### GOAL
Look for the word "name" in the entries below, then copy every line that has it.

### MATERIAL SHOWN
■ ■ ■ ■ ■
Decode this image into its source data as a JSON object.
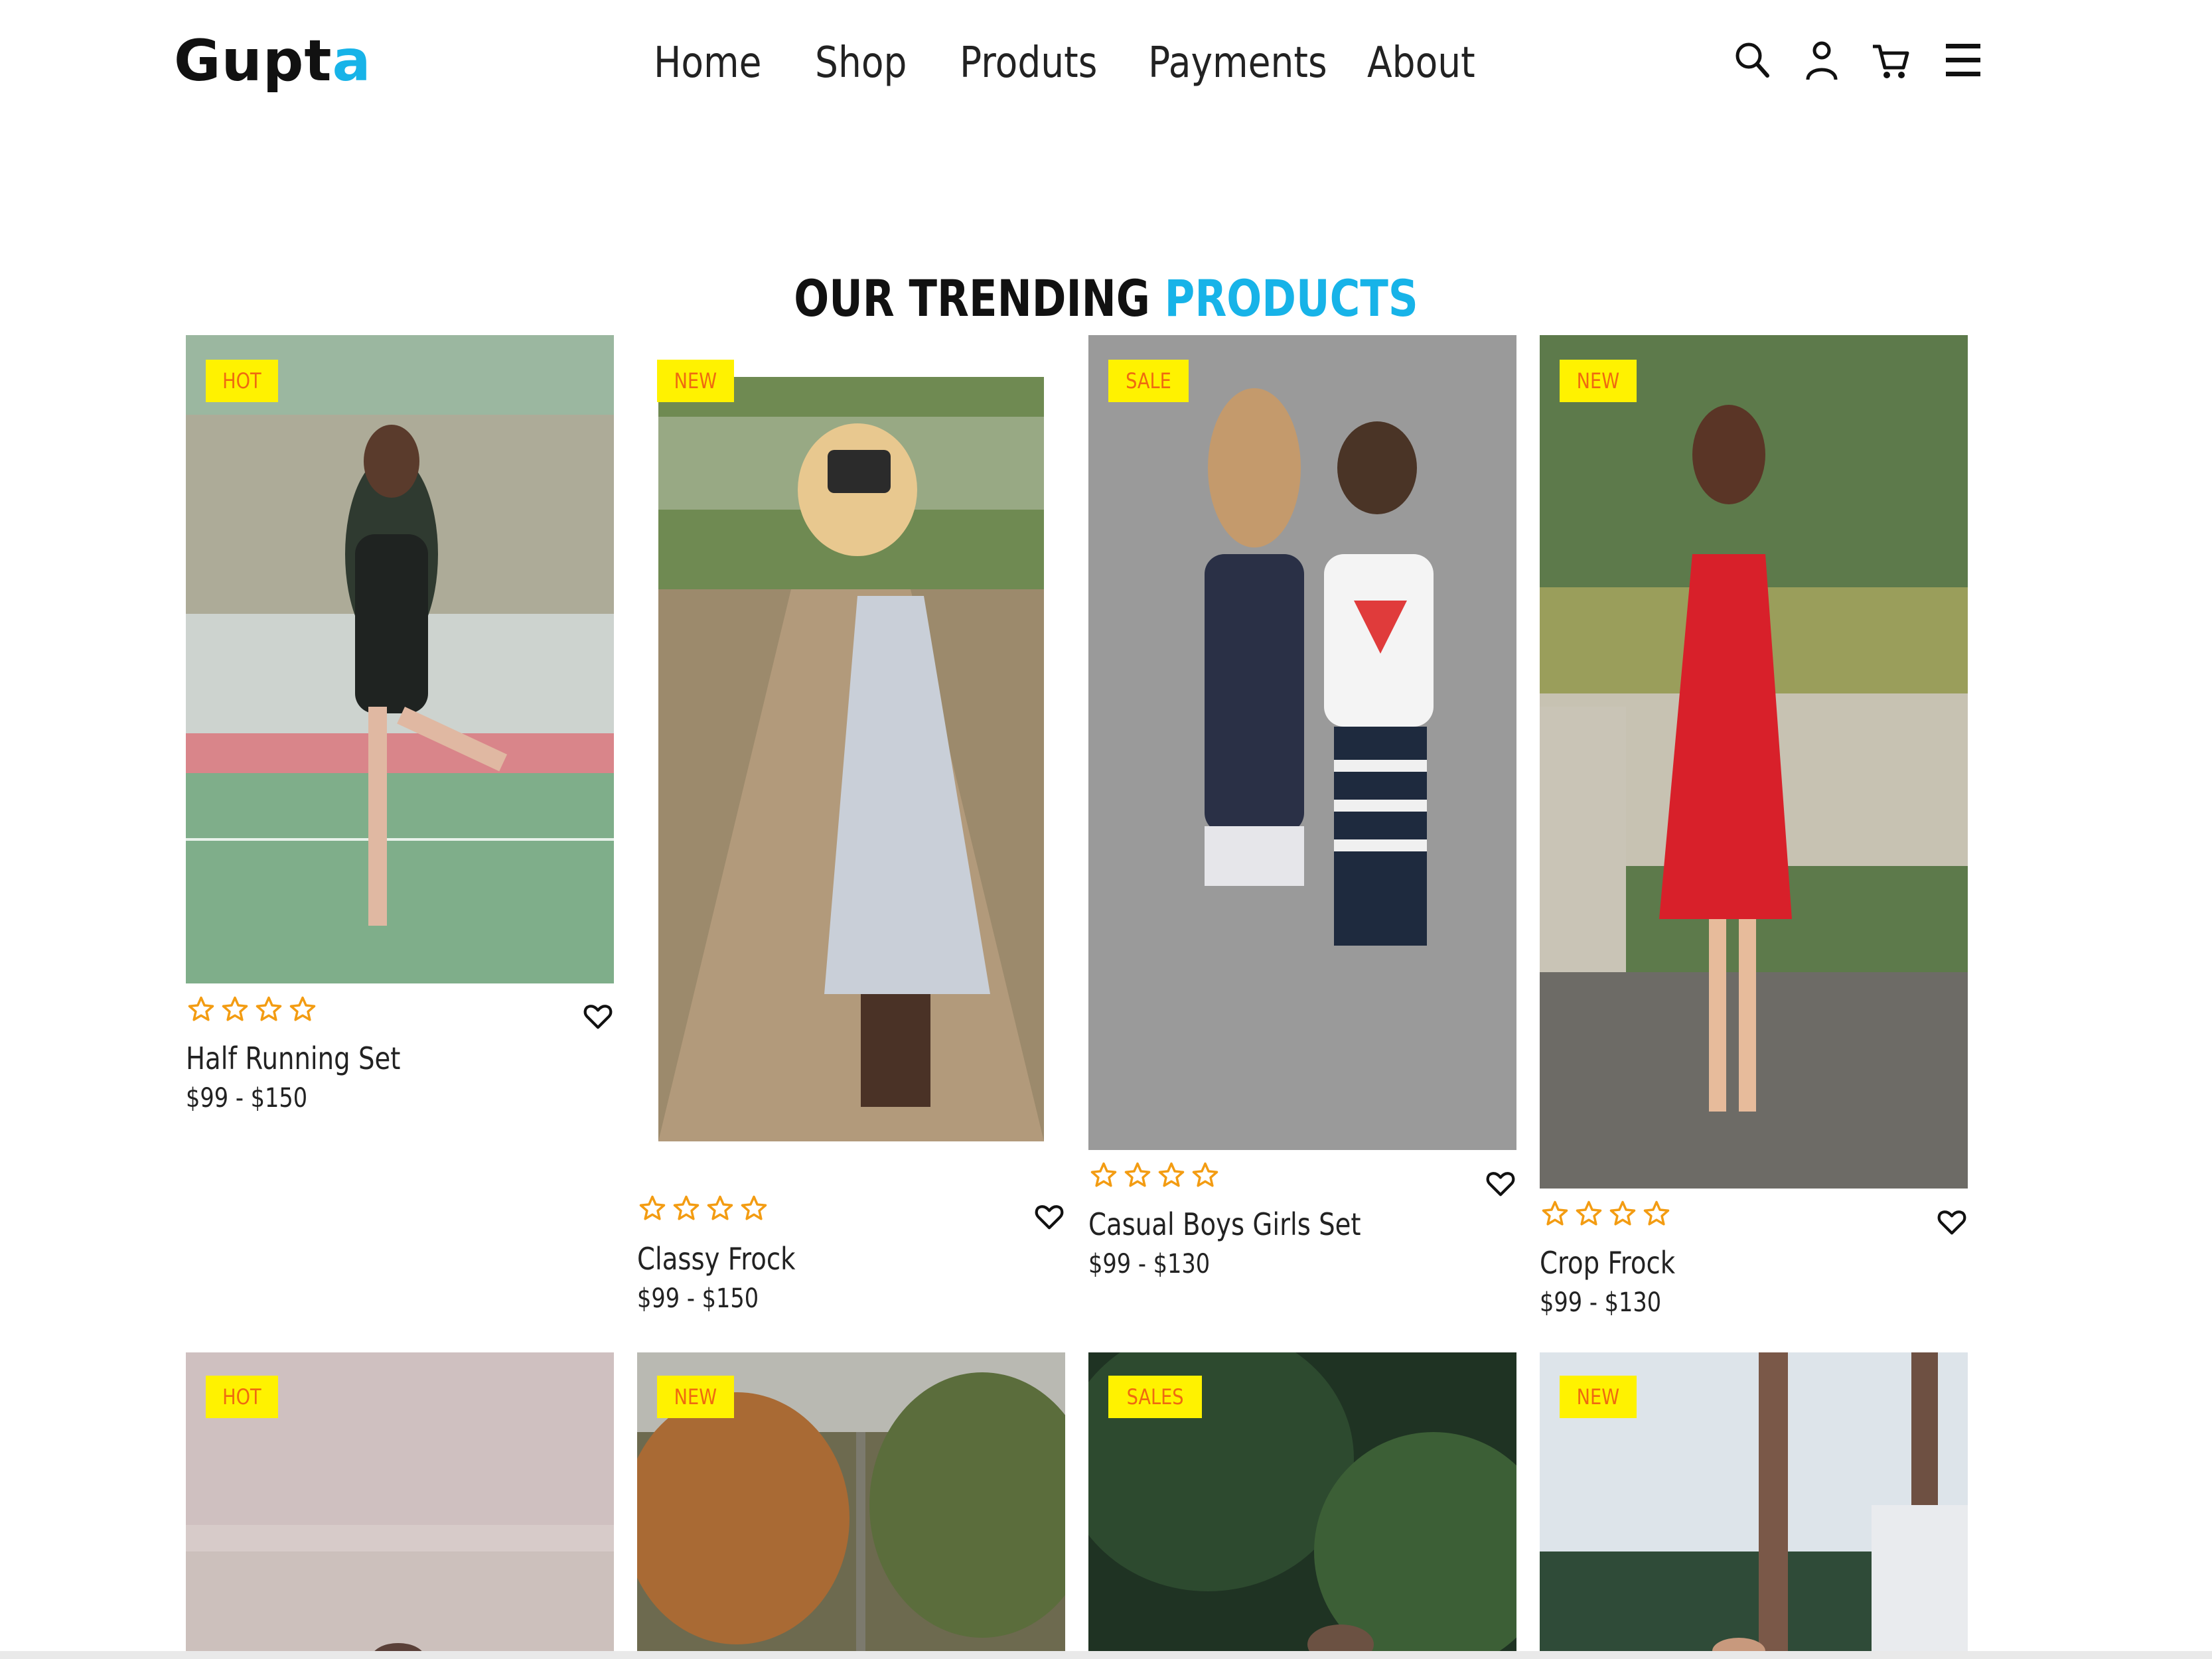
{
  "header": {
    "logo_main": "Gupt",
    "logo_accent": "a",
    "nav": [
      "Home",
      "Shop",
      "Produts",
      "Payments",
      "About"
    ],
    "icons": [
      "search-icon",
      "user-icon",
      "cart-icon",
      "menu-icon"
    ]
  },
  "section": {
    "title_main": "OUR TRENDING ",
    "title_accent": "PRODUCTS"
  },
  "colors": {
    "accent": "#17b3e8",
    "badge_bg": "#fff200",
    "badge_text": "#ef6a10",
    "star": "#f39c12"
  },
  "products": [
    {
      "badge": "HOT",
      "name": "Half Running Set",
      "price": "$99 - $150",
      "rating": 4
    },
    {
      "badge": "NEW",
      "name": "Classy Frock",
      "price": "$99 - $150",
      "rating": 4
    },
    {
      "badge": "SALE",
      "name": "Casual Boys Girls Set",
      "price": "$99 - $130",
      "rating": 4
    },
    {
      "badge": "NEW",
      "name": "Crop Frock",
      "price": "$99 - $130",
      "rating": 4
    },
    {
      "badge": "HOT"
    },
    {
      "badge": "NEW"
    },
    {
      "badge": "SALES"
    },
    {
      "badge": "NEW"
    }
  ]
}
■ ■ ■ ■ ■
### COMPLETED TASK
      "name": "Half Running Set",
      "name": "Classy Frock",
      "name": "Casual Boys Girls Set",
      "name": "Crop Frock",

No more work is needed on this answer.